What is expected =
Quote all of the data that follows exactly as written, skipping the images.

Dataset records =

## begin

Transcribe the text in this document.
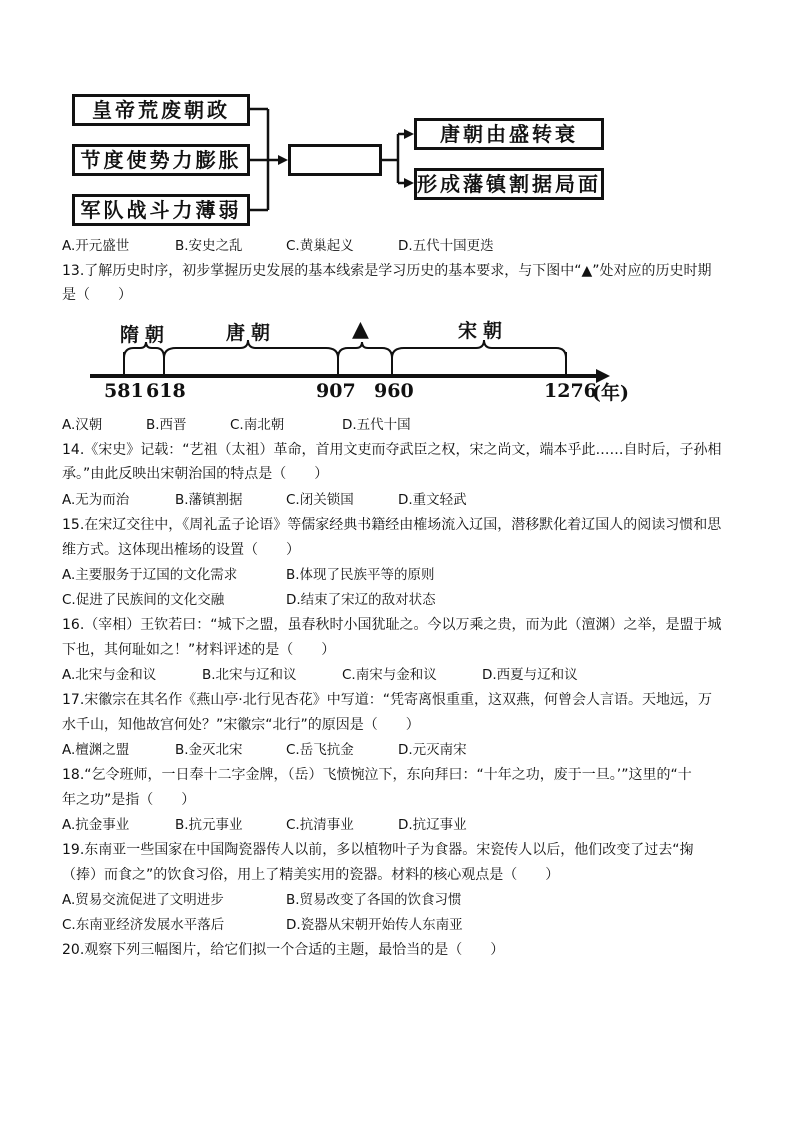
皇帝荒废朝政
节度使势力膨胀
军队战斗力薄弱
唐朝由盛转衰
形成藩镇割据局面
A.开元盛世	B.安史之乱	C.黄巢起义	D.五代十国更迭
13.了解历史时序，初步掌握历史发展的基本线索是学习历史的基本要求，与下图中“▲”处对应的历史时期
是（　　）
隋朝	唐朝	▲	宋朝
581 618	907 960	1276
(年)
A.汉朝	B.西晋	C.南北朝	D.五代十国
14.《宋史》记载：“艺祖（太祖）革命，首用文吏而夺武臣之权，宋之尚文，端本乎此……自时后，子孙相
承。”由此反映出宋朝治国的特点是（　　）
A.无为而治	B.藩镇割据	C.闭关锁国	D.重文轻武
15.在宋辽交往中，《周礼孟子论语》等儒家经典书籍经由榷场流入辽国，潜移默化着辽国人的阅读习惯和思
维方式。这体现出榷场的设置（　　）
A.主要服务于辽国的文化需求	B.体现了民族平等的原则
C.促进了民族间的文化交融	D.结束了宋辽的敌对状态
16.（宰相）王钦若曰：“城下之盟，虽春秋时小国犹耻之。今以万乘之贵，而为此（澶渊）之举，是盟于城
下也，其何耻如之！”材料评述的是（　　）
A.北宋与金和议	B.北宋与辽和议	C.南宋与金和议	D.西夏与辽和议
17.宋徽宗在其名作《燕山亭·北行见杏花》中写道：“凭寄离恨重重，这双燕，何曾会人言语。天地远，万
水千山，知他故宫何处？”宋徽宗“北行”的原因是（　　）
A.檀渊之盟	B.金灭北宋	C.岳飞抗金	D.元灭南宋
18.“乞令班师，一日奉十二字金牌，（岳）飞愤惋泣下，东向拜曰：“十年之功，废于一旦。’”这里的“十
年之功”是指（　　）
A.抗金事业	B.抗元事业	C.抗清事业	D.抗辽事业
19.东南亚一些国家在中国陶瓷器传人以前，多以植物叶子为食器。宋瓷传人以后，他们改变了过去“掬
（捧）而食之”的饮食习俗，用上了精美实用的瓷器。材料的核心观点是（　　）
A.贸易交流促进了文明进步	B.贸易改变了各国的饮食习惯
C.东南亚经济发展水平落后	D.瓷器从宋朝开始传人东南亚
20.观察下列三幅图片，给它们拟一个合适的主题，最恰当的是（　　）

## end

Full solution =
Transcribe the text in this document.
皇帝荒废朝政
节度使势力膨胀
军队战斗力薄弱
唐朝由盛转衰
形成藩镇割据局面
A.开元盛世	B.安史之乱	C.黄巢起义	D.五代十国更迭
13.了解历史时序，初步掌握历史发展的基本线索是学习历史的基本要求，与下图中“▲”处对应的历史时期
是（　　）
隋朝	唐朝	▲	宋朝
581 618	907 960	1276
(年)
A.汉朝	B.西晋	C.南北朝	D.五代十国
14.《宋史》记载：“艺祖（太祖）革命，首用文吏而夺武臣之权，宋之尚文，端本乎此……自时后，子孙相
承。”由此反映出宋朝治国的特点是（　　）
A.无为而治	B.藩镇割据	C.闭关锁国	D.重文轻武
15.在宋辽交往中，《周礼孟子论语》等儒家经典书籍经由榷场流入辽国，潜移默化着辽国人的阅读习惯和思
维方式。这体现出榷场的设置（　　）
A.主要服务于辽国的文化需求	B.体现了民族平等的原则
C.促进了民族间的文化交融	D.结束了宋辽的敌对状态
16.（宰相）王钦若曰：“城下之盟，虽春秋时小国犹耻之。今以万乘之贵，而为此（澶渊）之举，是盟于城
下也，其何耻如之！”材料评述的是（　　）
A.北宋与金和议	B.北宋与辽和议	C.南宋与金和议	D.西夏与辽和议
17.宋徽宗在其名作《燕山亭·北行见杏花》中写道：“凭寄离恨重重，这双燕，何曾会人言语。天地远，万
水千山，知他故宫何处？”宋徽宗“北行”的原因是（　　）
A.檀渊之盟	B.金灭北宋	C.岳飞抗金	D.元灭南宋
18.“乞令班师，一日奉十二字金牌，（岳）飞愤惋泣下，东向拜曰：“十年之功，废于一旦。’”这里的“十
年之功”是指（　　）
A.抗金事业	B.抗元事业	C.抗清事业	D.抗辽事业
19.东南亚一些国家在中国陶瓷器传人以前，多以植物叶子为食器。宋瓷传人以后，他们改变了过去“掬
（捧）而食之”的饮食习俗，用上了精美实用的瓷器。材料的核心观点是（　　）
A.贸易交流促进了文明进步	B.贸易改变了各国的饮食习惯
C.东南亚经济发展水平落后	D.瓷器从宋朝开始传人东南亚
20.观察下列三幅图片，给它们拟一个合适的主题，最恰当的是（　　）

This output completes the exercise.